Stored records
--- begin ---

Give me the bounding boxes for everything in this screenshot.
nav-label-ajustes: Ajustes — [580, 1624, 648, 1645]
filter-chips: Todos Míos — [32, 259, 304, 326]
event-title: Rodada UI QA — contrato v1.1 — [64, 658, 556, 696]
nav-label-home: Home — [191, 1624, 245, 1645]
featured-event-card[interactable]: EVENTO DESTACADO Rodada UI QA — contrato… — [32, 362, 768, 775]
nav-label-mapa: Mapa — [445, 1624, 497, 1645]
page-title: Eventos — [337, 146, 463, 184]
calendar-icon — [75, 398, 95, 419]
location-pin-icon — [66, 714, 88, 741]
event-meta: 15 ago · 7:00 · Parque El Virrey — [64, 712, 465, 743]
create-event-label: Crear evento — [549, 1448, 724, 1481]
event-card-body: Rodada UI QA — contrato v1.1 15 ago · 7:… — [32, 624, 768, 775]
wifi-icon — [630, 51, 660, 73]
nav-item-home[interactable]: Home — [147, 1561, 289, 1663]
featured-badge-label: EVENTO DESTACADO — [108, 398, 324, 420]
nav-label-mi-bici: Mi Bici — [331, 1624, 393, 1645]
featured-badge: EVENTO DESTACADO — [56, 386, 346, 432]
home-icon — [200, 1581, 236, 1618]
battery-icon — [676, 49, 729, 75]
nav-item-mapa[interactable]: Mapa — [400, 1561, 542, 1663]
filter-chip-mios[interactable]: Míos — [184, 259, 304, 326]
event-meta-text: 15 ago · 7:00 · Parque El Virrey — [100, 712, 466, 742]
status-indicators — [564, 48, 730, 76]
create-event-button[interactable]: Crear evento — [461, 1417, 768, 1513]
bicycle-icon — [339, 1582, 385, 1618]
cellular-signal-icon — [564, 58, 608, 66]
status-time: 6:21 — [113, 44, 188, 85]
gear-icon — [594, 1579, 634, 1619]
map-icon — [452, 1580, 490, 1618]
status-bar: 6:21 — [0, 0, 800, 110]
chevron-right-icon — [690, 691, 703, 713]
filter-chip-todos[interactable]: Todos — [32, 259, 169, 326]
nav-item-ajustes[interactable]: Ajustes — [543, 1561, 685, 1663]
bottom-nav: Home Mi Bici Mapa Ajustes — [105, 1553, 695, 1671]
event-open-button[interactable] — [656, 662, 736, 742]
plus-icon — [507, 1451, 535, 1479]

--- end ---

# Given problem
Identify every row above that contains the string "button", treating case as significant, and copy each of those rows in full.

# Solution
create-event-button[interactable]: Crear evento — [461, 1417, 768, 1513]
event-open-button[interactable] — [656, 662, 736, 742]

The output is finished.